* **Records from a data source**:
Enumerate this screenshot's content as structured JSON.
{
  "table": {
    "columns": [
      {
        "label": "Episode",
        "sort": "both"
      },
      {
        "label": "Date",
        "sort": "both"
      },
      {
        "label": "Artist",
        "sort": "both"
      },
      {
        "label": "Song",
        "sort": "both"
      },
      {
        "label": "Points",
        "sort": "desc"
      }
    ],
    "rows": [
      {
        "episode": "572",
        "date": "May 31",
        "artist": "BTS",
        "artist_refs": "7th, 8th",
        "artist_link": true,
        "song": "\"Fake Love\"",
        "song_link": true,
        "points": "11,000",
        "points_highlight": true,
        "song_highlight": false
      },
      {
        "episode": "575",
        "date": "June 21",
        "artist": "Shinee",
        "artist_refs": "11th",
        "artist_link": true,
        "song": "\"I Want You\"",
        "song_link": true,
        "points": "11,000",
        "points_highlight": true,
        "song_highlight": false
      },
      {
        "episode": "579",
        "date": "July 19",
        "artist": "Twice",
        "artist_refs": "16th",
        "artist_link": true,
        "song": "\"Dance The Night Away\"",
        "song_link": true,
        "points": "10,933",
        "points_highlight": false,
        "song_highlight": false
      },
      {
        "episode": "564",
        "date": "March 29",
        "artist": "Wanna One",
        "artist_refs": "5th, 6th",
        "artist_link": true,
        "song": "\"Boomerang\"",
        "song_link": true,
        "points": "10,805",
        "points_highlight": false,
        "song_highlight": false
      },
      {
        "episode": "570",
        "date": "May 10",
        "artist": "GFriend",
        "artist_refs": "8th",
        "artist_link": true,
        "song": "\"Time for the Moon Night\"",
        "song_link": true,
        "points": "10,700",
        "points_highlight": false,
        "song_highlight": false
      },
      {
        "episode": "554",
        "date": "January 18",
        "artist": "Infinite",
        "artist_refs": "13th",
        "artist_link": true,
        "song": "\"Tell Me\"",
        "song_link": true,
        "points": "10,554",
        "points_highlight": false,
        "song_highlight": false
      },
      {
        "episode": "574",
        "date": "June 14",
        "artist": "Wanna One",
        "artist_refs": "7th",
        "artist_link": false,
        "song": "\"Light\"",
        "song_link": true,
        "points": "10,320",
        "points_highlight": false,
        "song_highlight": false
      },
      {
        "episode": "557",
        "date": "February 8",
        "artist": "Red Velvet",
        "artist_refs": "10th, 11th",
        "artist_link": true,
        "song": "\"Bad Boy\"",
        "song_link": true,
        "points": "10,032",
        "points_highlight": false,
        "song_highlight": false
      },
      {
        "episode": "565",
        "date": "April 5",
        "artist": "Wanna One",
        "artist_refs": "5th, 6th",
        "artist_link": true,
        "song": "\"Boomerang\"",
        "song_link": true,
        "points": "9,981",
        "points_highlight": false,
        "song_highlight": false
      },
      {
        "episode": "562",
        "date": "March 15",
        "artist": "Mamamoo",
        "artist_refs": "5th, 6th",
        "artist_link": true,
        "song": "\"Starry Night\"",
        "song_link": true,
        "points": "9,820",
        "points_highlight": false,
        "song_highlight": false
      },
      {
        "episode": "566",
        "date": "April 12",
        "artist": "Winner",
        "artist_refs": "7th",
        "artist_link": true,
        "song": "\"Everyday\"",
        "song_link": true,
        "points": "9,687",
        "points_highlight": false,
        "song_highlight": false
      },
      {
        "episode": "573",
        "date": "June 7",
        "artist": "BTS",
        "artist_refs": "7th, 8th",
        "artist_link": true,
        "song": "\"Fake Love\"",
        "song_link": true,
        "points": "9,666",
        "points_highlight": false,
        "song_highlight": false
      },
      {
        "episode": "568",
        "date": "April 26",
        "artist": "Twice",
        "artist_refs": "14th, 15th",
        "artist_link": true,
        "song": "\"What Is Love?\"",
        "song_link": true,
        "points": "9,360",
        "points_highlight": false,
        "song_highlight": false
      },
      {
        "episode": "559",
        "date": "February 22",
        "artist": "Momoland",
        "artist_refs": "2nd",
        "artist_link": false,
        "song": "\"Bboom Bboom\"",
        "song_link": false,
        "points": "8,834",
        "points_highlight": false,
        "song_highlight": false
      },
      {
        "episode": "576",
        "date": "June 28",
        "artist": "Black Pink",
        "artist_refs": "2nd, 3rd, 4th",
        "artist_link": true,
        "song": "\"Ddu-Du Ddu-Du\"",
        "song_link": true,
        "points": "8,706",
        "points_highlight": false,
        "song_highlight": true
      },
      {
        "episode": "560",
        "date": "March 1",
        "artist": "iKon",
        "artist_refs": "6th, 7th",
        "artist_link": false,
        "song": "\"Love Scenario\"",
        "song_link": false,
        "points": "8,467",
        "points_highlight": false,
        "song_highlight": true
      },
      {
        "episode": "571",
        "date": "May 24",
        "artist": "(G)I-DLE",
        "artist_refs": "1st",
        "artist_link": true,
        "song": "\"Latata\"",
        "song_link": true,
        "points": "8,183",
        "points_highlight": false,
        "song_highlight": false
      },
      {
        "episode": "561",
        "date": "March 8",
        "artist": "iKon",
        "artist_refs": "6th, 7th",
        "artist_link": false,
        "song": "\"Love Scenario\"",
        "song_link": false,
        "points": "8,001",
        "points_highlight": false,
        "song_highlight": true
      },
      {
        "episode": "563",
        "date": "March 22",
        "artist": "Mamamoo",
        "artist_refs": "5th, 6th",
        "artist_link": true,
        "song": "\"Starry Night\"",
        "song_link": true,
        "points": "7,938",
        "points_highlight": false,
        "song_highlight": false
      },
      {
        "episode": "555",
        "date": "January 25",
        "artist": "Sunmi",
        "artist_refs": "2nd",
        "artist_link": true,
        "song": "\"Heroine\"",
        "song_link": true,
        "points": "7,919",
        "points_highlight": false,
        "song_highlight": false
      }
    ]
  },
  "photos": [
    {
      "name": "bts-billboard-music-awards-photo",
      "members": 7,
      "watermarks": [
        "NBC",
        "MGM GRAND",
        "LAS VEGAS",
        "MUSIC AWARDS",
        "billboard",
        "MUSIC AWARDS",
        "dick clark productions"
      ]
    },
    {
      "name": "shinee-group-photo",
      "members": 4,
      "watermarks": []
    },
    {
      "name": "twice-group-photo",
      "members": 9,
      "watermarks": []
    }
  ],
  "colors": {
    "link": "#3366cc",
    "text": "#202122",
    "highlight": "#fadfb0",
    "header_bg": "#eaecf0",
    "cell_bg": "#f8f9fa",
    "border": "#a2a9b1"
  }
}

* **Instruction**: In the entries above, identify every line with the string "March".

* **Exercise response**:
        "date": "March 29",
        "date": "March 15",
        "date": "March 1",
        "date": "March 8",
        "date": "March 22",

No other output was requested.